_Given request_
Quote the whole listing exactly. Leave the pictures out of your copy.

_Available data_
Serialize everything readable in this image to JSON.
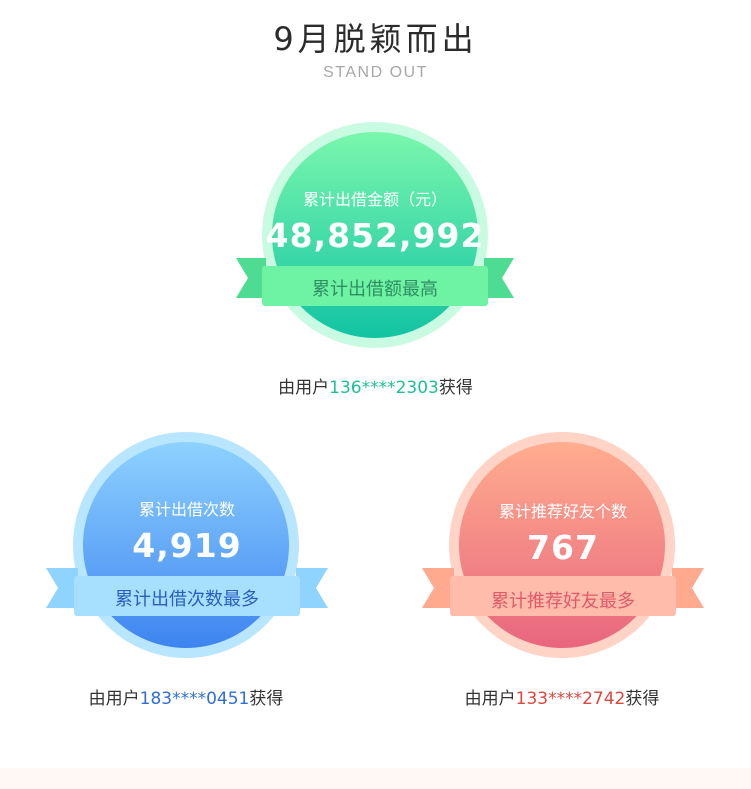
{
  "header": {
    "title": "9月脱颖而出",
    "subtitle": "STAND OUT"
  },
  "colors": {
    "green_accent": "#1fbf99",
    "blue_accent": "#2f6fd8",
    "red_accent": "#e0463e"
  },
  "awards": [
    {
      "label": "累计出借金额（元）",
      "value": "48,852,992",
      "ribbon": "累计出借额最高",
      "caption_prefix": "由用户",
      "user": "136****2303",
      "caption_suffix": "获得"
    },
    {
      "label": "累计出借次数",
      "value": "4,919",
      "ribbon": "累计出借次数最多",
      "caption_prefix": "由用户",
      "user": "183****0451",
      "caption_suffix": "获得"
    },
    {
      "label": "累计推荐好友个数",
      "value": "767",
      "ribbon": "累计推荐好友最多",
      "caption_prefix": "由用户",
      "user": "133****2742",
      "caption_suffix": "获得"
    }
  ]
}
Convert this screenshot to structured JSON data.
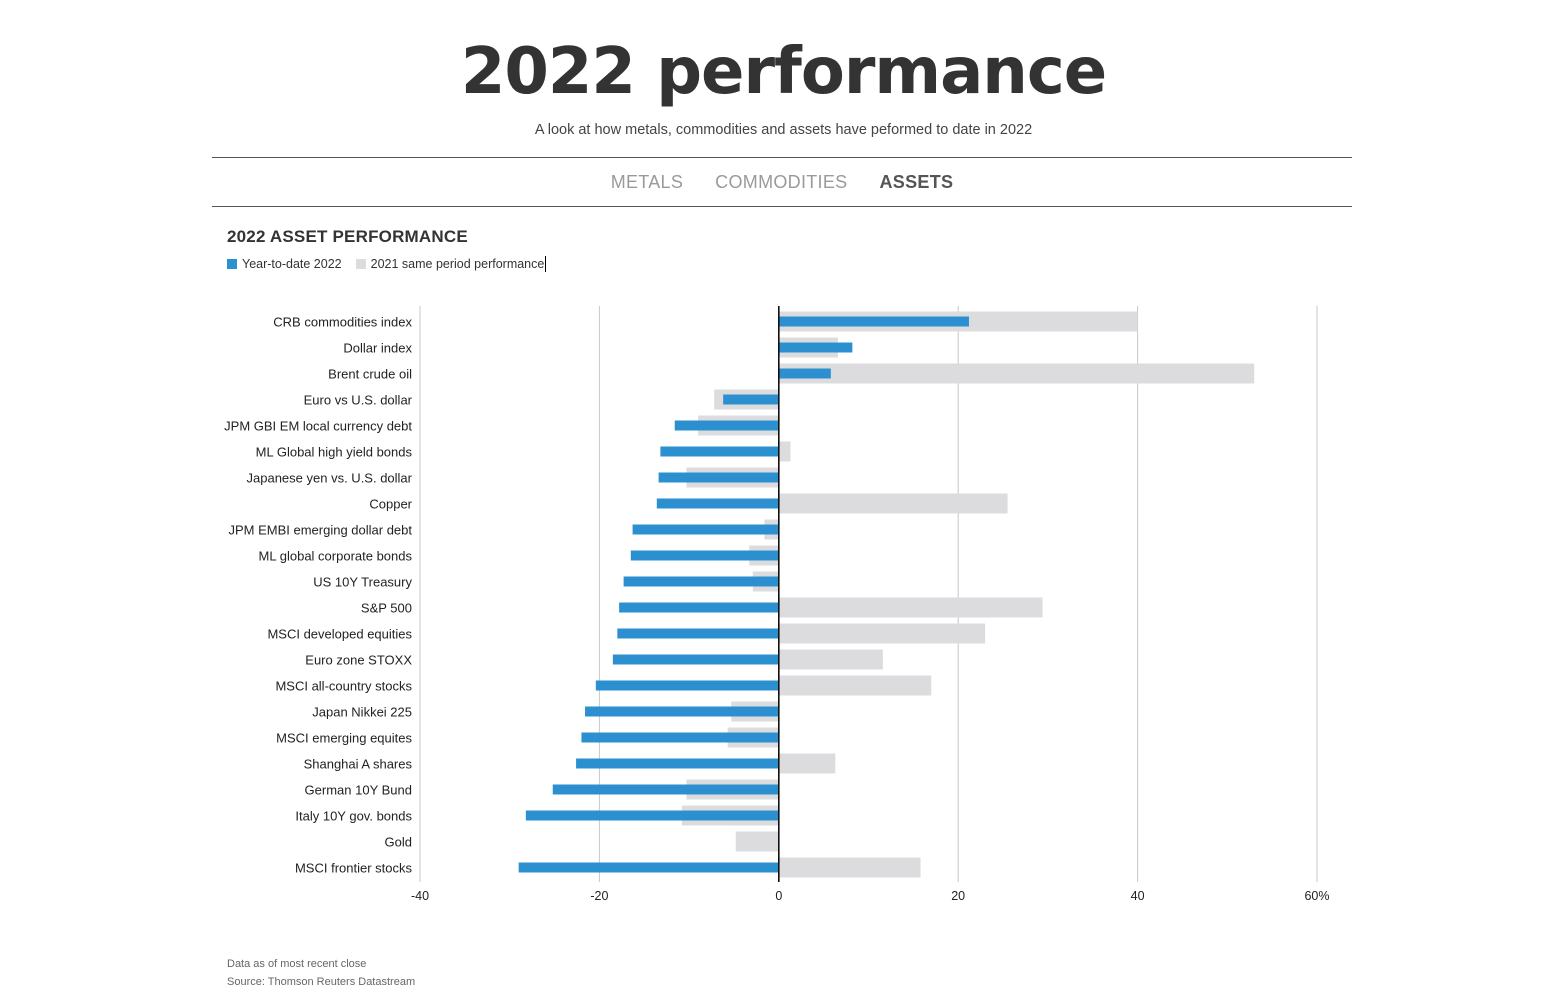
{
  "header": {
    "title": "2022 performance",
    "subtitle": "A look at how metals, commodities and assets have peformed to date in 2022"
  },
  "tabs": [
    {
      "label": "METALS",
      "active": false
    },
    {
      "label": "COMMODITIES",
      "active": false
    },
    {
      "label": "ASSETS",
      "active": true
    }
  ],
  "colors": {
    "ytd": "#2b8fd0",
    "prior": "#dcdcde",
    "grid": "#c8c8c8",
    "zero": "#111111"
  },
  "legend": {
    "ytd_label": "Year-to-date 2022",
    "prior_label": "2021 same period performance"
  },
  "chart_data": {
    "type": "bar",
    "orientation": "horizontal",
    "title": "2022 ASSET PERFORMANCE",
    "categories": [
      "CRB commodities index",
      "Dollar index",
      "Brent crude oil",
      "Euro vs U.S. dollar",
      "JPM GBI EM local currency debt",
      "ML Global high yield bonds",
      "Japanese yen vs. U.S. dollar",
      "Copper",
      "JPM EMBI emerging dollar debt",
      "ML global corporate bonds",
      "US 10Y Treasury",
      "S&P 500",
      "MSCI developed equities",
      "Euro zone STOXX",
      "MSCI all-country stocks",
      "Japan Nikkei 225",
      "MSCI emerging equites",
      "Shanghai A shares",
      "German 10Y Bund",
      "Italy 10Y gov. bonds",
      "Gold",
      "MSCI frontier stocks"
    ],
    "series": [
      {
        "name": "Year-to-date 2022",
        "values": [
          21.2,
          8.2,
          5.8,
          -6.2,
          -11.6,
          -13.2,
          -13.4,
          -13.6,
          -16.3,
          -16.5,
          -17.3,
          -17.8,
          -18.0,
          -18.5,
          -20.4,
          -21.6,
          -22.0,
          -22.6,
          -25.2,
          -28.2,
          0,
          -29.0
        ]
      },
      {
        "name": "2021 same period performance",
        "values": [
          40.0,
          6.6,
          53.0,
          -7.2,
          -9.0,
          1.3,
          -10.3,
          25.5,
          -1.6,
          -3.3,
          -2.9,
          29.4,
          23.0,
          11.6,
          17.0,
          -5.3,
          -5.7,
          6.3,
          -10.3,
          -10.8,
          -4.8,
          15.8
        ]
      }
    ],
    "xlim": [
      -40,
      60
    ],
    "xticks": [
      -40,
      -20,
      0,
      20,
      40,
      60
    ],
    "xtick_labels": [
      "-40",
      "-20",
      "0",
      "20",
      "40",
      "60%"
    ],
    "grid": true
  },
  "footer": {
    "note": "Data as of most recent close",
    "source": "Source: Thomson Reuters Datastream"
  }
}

_Problem solution_
Serialize everything readable in this image to JSON.
{
  "header": {
    "title": "9月脱颖而出",
    "subtitle": "STAND OUT"
  },
  "colors": {
    "green_accent": "#1fbf99",
    "blue_accent": "#2f6fd8",
    "red_accent": "#e0463e"
  },
  "awards": [
    {
      "label": "累计出借金额（元）",
      "value": "48,852,992",
      "ribbon": "累计出借额最高",
      "caption_prefix": "由用户",
      "user": "136****2303",
      "caption_suffix": "获得"
    },
    {
      "label": "累计出借次数",
      "value": "4,919",
      "ribbon": "累计出借次数最多",
      "caption_prefix": "由用户",
      "user": "183****0451",
      "caption_suffix": "获得"
    },
    {
      "label": "累计推荐好友个数",
      "value": "767",
      "ribbon": "累计推荐好友最多",
      "caption_prefix": "由用户",
      "user": "133****2742",
      "caption_suffix": "获得"
    }
  ]
}
Convert this screenshot to structured JSON data.
{
  "header": {
    "title": "2022 performance",
    "subtitle": "A look at how metals, commodities and assets have peformed to date in 2022"
  },
  "tabs": [
    {
      "label": "METALS",
      "active": false
    },
    {
      "label": "COMMODITIES",
      "active": false
    },
    {
      "label": "ASSETS",
      "active": true
    }
  ],
  "colors": {
    "ytd": "#2b8fd0",
    "prior": "#dcdcde",
    "grid": "#c8c8c8",
    "zero": "#111111"
  },
  "legend": {
    "ytd_label": "Year-to-date 2022",
    "prior_label": "2021 same period performance"
  },
  "chart_data": {
    "type": "bar",
    "orientation": "horizontal",
    "title": "2022 ASSET PERFORMANCE",
    "categories": [
      "CRB commodities index",
      "Dollar index",
      "Brent crude oil",
      "Euro vs U.S. dollar",
      "JPM GBI EM local currency debt",
      "ML Global high yield bonds",
      "Japanese yen vs. U.S. dollar",
      "Copper",
      "JPM EMBI emerging dollar debt",
      "ML global corporate bonds",
      "US 10Y Treasury",
      "S&P 500",
      "MSCI developed equities",
      "Euro zone STOXX",
      "MSCI all-country stocks",
      "Japan Nikkei 225",
      "MSCI emerging equites",
      "Shanghai A shares",
      "German 10Y Bund",
      "Italy 10Y gov. bonds",
      "Gold",
      "MSCI frontier stocks"
    ],
    "series": [
      {
        "name": "Year-to-date 2022",
        "values": [
          21.2,
          8.2,
          5.8,
          -6.2,
          -11.6,
          -13.2,
          -13.4,
          -13.6,
          -16.3,
          -16.5,
          -17.3,
          -17.8,
          -18.0,
          -18.5,
          -20.4,
          -21.6,
          -22.0,
          -22.6,
          -25.2,
          -28.2,
          0,
          -29.0
        ]
      },
      {
        "name": "2021 same period performance",
        "values": [
          40.0,
          6.6,
          53.0,
          -7.2,
          -9.0,
          1.3,
          -10.3,
          25.5,
          -1.6,
          -3.3,
          -2.9,
          29.4,
          23.0,
          11.6,
          17.0,
          -5.3,
          -5.7,
          6.3,
          -10.3,
          -10.8,
          -4.8,
          15.8
        ]
      }
    ],
    "xlim": [
      -40,
      60
    ],
    "xticks": [
      -40,
      -20,
      0,
      20,
      40,
      60
    ],
    "xtick_labels": [
      "-40",
      "-20",
      "0",
      "20",
      "40",
      "60%"
    ],
    "grid": true
  },
  "footer": {
    "note": "Data as of most recent close",
    "source": "Source: Thomson Reuters Datastream"
  }
}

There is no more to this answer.